» Sağlanan metin
* * * * *

Bir şey aklına gelirse sana seve seve yardımcı olurum.
Sağol, rüzgar! Yardım önerine başvuracağım anlar gelecek, bunu biliyorum.
@Vaterlich
Du solltest den Satz vielleicht auch nur einmal sagen und es allgemein nicht übertreiben. Ich verstehe dich ja, dass du ihn gern hast und das auch irgendwie zum Ausdruck bringen willst, insbesondere weil du ihn schon sehr lange nicht gesehen hast. Aber man kann seine Liebe auch anders zeigen, z.B. indem man ihm einfach nur zuhört. Ich weiß, es ist schwer für dich und du würdest am liebsten durch das Telefon durch und gleich deinen Sohn in die Arme nehmen wollen, anstatt viel zu reden. Außerdem ist Telefonieren schwerer als wenn man sich live sieht oder skypt. Versuche ihn einfach reden zu lassen, und zeig durch deine Fragen dein Interesse an ihm. Das du ihn lieb und gern hast, das kannst du beim Abschied immernoch sagen.
Güzel söyledin, Beren! Durum kabaca özetlediğin gibi. Dinleme noktasını da iyi isabet ettirmişsin!
Oğlumla konuşurken her defasında kısmen heyecandan kısmen başka bilemediğim duygulardan dinlemeyi de pek becerebildiğimi söyleyemem. Bir keresinde, telefon bağlantısı pek iyi değildi, onun telefonda ne dediğini kimi zaman anlayamıyorum ama o akşam neredeyse hiç anlayamadım, dediklerini pek duyamadım. Biraz sinirli olduğunu hissettim, bunu sordum birkaç kere, "Bist du nervig?" (Al işte, güzel bir örnek! Böyle konuşuyorum. "Sinirli misin?" diye sormak istiyorum, aklıma o anda , o da yanlış biçimde, gelen "nervig"!) Neyse, bir sonraki telefon görüşmesinde, bu noktayı hatırlattım. Sinirlenmiş gerçekten, sebebi de, birkaç kere konuşmasını bölmüşüm, konuşmasına fırsat vermemişim. Hiç farketmemişim ben oysa! Öküz ben!
Sonra bu noktaya bundan böyle hep dikkat edeceğime, onu hep dinleyeceğime söz verdim. Na ja...

* * * * *

» Verilen görev 1
Aşağıdaki ifadelerin telefon görüşmeleri yazışmasıyla uyuşup uyuşmadığını belirt. Her biri için evet ya da hayır de ve karara varmanı sağlayan sözleri metinden aynen aktar.
(a) Yazar, oğluna sinirli olup olmadığını sorarken aklına yanlış bir kelime gelmiştir.
(b) O akşam telefon bağlantısı çok iyiydi.
(c) Oğlunun sinirlenme sebebi, yazarın onun konuşmasını birkaç kere bölmesidir.
» Verilen görev 2
Telefon görüşmeleri yazışmasını kaldığı yerden sürdür.
Liste, yukarıdaki metinle hiçbir bağlantı taşımaz.

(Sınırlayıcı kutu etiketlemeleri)

* * * * *

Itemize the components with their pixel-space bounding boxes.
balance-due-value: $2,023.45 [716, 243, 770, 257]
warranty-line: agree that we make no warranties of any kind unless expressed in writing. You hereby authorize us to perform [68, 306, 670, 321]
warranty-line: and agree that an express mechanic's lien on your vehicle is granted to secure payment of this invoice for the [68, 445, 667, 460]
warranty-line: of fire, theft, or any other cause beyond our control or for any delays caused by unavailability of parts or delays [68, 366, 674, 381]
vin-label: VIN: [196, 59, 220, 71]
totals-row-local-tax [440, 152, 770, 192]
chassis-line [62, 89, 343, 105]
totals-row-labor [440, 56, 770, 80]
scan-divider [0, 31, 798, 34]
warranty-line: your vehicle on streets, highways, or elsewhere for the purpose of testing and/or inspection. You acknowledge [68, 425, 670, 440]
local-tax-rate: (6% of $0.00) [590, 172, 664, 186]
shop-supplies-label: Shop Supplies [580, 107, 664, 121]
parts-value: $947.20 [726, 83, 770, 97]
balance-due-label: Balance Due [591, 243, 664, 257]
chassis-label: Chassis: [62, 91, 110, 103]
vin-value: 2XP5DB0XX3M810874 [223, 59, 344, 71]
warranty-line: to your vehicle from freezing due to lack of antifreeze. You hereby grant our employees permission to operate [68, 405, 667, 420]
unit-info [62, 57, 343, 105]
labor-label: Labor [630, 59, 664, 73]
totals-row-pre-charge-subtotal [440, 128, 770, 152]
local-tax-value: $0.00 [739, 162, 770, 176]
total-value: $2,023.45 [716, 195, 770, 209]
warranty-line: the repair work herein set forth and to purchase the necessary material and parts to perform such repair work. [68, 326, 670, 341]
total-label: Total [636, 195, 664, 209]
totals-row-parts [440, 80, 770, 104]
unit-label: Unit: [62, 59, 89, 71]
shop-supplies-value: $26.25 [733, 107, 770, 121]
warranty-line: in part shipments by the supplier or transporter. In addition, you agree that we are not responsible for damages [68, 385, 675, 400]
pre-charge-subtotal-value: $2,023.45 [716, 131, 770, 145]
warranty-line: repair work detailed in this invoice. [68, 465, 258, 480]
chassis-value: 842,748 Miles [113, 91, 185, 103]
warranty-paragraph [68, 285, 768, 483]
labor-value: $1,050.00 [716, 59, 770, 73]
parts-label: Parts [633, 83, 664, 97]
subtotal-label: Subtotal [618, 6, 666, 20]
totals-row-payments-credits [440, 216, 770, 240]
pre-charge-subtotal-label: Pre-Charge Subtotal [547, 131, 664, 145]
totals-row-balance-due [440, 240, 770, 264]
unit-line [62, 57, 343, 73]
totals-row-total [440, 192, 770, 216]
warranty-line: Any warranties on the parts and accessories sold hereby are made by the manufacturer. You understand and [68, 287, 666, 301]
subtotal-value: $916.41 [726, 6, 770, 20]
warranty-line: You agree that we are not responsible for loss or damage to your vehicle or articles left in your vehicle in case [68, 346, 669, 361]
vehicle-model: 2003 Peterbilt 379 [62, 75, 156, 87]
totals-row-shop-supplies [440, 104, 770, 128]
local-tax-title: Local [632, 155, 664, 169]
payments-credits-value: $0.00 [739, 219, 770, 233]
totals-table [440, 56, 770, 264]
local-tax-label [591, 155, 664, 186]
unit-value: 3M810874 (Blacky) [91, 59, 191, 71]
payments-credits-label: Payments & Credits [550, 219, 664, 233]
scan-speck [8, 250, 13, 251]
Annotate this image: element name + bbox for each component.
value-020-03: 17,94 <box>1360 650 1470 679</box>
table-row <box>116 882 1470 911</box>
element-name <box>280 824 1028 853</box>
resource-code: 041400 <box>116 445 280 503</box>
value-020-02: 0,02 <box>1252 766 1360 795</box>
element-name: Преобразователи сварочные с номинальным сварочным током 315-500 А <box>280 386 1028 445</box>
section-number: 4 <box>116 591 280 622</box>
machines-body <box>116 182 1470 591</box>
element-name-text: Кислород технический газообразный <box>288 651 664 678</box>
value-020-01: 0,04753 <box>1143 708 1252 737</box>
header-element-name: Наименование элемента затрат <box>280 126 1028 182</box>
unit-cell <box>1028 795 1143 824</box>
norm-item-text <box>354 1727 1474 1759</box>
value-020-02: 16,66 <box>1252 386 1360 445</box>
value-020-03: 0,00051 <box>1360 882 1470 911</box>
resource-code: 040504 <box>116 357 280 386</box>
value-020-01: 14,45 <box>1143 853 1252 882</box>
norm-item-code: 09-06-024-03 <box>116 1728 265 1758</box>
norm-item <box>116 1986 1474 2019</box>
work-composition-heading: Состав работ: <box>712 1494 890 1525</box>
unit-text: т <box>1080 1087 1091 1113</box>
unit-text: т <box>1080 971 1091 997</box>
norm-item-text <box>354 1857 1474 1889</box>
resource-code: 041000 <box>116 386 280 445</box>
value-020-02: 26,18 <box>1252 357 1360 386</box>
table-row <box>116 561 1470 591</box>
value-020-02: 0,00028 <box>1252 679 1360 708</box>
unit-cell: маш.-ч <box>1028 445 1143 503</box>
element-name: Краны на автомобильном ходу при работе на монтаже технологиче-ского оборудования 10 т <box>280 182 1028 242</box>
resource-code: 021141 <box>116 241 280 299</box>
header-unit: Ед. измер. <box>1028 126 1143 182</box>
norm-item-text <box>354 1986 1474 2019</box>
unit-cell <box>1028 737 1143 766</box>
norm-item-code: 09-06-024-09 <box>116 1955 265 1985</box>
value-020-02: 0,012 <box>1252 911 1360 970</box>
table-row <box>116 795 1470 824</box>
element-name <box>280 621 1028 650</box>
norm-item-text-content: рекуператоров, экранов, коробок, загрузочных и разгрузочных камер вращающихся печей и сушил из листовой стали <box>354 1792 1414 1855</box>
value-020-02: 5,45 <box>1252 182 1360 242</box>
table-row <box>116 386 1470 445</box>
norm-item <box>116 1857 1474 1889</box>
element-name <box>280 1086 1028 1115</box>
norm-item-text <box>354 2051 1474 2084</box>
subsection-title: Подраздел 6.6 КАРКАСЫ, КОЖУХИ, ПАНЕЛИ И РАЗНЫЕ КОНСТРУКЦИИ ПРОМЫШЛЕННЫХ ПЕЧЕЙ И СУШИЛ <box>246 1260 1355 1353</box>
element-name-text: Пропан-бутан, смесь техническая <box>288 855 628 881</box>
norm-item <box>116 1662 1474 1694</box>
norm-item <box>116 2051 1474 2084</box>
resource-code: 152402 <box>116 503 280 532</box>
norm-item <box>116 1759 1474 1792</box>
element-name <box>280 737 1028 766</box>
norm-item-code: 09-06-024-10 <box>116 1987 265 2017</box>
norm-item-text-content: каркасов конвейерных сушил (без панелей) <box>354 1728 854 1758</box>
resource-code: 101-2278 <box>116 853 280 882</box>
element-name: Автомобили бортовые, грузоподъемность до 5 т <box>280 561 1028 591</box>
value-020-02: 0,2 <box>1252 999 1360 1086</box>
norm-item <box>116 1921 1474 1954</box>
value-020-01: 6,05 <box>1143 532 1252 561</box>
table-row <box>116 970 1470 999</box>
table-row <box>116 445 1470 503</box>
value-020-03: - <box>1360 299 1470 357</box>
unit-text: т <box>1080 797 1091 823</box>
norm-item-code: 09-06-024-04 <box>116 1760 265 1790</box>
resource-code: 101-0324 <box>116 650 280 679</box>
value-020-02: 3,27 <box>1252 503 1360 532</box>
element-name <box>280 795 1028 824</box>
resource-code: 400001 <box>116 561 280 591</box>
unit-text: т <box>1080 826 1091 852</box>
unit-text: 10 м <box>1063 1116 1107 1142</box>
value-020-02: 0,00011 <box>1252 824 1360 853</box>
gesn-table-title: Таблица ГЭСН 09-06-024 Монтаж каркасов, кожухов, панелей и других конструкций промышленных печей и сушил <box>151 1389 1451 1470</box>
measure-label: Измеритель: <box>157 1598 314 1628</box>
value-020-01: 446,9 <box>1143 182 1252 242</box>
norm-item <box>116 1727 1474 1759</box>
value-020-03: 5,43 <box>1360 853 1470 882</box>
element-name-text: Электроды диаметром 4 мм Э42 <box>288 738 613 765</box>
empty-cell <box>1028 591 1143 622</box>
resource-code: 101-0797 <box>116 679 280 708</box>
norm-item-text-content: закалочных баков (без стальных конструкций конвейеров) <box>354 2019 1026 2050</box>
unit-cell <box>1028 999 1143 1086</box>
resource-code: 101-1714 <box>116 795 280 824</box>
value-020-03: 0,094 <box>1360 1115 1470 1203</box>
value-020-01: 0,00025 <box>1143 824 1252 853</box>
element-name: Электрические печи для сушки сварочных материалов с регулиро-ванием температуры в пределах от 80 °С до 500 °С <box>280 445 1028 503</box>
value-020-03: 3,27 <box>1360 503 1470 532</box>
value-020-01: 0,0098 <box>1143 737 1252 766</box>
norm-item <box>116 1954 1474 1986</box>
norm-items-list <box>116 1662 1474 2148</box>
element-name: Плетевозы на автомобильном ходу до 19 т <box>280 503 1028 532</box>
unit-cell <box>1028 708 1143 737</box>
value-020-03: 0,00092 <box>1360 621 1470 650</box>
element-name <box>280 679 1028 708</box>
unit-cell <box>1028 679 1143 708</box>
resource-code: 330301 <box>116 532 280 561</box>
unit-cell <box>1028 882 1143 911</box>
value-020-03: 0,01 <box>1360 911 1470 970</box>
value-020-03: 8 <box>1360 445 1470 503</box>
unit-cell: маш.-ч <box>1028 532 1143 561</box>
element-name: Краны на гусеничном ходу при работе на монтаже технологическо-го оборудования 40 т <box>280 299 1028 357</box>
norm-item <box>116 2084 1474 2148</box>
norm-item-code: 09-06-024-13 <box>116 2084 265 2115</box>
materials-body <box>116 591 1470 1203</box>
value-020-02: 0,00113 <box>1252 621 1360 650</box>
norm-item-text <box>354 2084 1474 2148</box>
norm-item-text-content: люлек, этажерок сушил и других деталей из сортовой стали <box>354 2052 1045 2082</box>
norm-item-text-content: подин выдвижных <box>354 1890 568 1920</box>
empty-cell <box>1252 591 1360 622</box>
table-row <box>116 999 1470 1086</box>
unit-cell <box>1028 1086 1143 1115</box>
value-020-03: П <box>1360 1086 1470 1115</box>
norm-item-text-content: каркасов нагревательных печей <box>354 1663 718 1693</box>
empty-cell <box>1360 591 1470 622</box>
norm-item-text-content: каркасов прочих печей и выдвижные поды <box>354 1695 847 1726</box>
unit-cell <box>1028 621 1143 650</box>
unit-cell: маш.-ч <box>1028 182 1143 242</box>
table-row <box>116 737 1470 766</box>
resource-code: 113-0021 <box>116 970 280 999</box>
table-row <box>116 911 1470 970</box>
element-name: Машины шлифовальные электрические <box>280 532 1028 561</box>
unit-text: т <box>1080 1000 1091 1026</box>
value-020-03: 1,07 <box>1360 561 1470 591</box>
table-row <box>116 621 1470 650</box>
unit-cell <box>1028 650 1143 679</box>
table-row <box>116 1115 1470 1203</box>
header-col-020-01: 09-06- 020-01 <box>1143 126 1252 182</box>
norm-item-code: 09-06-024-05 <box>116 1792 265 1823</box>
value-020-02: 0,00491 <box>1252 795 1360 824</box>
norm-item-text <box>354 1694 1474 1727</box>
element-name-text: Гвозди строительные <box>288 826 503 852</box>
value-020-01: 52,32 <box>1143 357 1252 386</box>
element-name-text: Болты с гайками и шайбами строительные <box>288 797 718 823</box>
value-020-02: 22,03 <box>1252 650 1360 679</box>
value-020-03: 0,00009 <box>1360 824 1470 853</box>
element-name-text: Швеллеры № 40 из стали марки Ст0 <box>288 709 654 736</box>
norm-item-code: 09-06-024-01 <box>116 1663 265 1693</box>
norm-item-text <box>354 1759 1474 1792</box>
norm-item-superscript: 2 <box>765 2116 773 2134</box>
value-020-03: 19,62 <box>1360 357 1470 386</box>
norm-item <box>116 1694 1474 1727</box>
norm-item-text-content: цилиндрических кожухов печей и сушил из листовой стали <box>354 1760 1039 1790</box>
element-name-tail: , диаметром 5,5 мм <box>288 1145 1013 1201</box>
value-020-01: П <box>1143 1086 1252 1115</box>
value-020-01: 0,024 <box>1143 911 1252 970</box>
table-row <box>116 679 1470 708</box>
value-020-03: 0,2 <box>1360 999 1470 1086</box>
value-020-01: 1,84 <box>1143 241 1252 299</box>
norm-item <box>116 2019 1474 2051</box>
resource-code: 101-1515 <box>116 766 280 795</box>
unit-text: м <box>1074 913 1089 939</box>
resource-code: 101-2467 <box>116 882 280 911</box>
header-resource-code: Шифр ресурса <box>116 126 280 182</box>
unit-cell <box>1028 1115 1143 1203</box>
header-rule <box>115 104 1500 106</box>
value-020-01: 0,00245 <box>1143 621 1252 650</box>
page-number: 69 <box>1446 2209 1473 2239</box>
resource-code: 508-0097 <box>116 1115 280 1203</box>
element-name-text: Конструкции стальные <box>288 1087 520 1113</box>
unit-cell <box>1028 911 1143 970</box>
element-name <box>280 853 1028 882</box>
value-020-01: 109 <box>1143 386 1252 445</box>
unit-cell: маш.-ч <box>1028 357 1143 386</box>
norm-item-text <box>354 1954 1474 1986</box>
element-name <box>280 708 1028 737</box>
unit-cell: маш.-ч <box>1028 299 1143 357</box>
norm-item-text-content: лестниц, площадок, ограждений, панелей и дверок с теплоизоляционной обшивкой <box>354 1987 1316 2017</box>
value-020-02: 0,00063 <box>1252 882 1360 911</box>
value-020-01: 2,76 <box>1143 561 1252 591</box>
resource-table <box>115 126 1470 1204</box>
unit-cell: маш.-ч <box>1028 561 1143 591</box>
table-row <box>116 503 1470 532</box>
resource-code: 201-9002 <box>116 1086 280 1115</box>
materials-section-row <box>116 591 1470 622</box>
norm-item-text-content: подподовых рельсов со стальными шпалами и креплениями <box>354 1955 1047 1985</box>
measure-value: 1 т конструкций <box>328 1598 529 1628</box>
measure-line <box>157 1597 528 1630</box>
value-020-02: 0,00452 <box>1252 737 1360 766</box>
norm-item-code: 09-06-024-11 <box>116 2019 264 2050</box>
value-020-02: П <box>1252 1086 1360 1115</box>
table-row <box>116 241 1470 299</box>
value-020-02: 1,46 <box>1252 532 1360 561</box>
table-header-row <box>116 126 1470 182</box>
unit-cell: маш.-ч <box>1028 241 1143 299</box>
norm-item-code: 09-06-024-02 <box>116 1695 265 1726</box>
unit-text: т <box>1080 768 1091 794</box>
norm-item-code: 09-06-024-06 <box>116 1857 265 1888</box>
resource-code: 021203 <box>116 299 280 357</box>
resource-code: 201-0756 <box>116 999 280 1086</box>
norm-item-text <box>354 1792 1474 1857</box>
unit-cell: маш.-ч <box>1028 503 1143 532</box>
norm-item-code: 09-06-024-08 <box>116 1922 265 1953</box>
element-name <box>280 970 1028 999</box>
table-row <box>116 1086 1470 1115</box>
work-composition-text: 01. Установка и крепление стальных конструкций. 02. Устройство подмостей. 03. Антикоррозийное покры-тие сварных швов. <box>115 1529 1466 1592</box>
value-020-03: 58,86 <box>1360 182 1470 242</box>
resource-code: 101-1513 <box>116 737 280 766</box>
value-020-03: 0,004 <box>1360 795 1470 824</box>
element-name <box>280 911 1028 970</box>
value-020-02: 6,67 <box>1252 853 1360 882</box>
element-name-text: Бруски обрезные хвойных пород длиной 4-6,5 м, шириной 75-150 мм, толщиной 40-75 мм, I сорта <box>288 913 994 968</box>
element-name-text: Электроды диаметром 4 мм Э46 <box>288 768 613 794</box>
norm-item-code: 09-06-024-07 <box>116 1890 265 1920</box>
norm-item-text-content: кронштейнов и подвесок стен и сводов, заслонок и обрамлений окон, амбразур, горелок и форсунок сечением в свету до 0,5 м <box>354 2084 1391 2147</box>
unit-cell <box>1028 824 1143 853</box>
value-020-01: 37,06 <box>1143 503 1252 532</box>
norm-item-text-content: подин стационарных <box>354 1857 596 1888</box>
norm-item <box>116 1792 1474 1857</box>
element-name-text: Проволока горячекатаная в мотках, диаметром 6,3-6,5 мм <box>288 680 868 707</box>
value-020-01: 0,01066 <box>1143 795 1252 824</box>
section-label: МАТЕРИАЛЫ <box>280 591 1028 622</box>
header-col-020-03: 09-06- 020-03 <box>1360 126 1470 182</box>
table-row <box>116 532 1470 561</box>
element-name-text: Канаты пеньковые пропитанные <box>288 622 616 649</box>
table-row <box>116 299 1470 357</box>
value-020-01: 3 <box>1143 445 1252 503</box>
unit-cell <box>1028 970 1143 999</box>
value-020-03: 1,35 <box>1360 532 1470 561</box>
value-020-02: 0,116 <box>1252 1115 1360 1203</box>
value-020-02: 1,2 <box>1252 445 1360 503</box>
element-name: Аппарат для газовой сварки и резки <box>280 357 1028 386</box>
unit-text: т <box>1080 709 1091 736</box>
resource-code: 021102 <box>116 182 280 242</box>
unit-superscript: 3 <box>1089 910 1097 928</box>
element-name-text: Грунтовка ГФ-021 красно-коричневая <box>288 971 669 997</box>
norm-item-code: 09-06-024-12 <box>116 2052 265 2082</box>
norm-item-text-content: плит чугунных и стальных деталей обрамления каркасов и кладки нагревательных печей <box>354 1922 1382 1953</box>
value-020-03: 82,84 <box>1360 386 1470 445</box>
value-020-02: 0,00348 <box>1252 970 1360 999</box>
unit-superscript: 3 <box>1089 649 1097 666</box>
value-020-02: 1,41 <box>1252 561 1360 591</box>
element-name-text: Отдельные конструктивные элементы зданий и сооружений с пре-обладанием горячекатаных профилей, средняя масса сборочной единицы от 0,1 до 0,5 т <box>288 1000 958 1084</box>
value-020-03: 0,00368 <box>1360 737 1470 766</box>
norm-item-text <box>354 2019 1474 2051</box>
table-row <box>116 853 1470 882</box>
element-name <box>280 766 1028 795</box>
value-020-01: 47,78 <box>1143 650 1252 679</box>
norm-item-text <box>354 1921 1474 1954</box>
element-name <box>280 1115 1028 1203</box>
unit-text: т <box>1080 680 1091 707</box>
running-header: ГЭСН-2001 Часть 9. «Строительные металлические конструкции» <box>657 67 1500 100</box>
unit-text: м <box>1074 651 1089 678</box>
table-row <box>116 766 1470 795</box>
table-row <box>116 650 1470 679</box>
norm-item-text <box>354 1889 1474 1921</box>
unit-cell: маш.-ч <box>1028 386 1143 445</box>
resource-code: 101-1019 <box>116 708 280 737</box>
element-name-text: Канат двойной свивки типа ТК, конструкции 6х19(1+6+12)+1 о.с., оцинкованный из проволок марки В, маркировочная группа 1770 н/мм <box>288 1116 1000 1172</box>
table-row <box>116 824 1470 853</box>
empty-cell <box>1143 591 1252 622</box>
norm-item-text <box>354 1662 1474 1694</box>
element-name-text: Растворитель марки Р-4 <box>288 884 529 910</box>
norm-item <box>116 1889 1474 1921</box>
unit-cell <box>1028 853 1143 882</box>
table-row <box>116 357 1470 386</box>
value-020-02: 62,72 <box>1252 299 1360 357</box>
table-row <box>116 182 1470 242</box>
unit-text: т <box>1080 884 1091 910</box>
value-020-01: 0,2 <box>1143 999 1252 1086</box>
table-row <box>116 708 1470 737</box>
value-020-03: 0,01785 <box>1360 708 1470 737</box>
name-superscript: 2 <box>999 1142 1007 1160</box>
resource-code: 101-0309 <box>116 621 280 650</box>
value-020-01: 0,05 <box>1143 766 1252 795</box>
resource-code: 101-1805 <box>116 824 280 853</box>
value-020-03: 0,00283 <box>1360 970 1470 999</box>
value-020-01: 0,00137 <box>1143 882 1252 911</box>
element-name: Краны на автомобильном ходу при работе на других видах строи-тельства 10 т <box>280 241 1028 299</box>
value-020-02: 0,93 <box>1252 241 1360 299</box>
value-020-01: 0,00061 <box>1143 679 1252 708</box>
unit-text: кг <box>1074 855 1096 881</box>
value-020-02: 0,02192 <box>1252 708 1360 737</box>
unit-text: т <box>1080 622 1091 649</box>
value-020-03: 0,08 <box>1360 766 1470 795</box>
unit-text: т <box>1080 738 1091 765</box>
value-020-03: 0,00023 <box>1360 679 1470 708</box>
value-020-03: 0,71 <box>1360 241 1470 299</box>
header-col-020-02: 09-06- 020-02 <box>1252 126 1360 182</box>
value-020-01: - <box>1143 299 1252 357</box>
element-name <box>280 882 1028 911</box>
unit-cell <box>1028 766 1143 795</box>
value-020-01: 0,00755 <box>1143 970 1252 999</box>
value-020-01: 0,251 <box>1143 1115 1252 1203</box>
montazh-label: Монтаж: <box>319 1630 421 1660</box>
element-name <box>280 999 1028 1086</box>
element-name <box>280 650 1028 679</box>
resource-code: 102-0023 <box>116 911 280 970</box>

* * * * *

» Görev yanıtı 1
(a) Evet: "aklıma o anda , o da yanlış biçimde, gelen "nervig"!"
(b) Hayır: "telefon bağlantısı pek iyi değildi"
(c) Evet: "birkaç kere konuşmasını bölmüşüm, konuşmasına fırsat vermemişim"

» Görev yanıtı 2
@Vaterlich Ich glaube Ausdrücke, die zeigen, dass du ihn magst und respektierst wie z. B. "Hey, mein Großer" sind vielleicht passender. Am besten und authentischsten ist es natürlich wenn sie aus der spontanen Situation heraus entstehen und nicht aufgesetzt wirken. Meine über 80-jährige Tante sagt zum Beispiel zur Verabschiedung vor längeren Reisen zu mir: Ich reise mit dir... (das heißt sie ist in Gedanken, im Herzen bei mir wohin auch immer ich gehe). Ich weiß, spontan am Telefon ist das nicht einfach wegen der Fremdsprache, aber nicht unmöglich. Man braucht nur den Mut zu Fehlern, manchmal entstehen dadurch auch witzige Situationen, über die man gemeinsam lachen kann. Und es stimmt, gemeinsam reden, lachen, zuhören, Erlebnisse teilen, sich nah sein kann viel mehr zeigen wie lieb man jemanden hat als wenn man es ihm sagt.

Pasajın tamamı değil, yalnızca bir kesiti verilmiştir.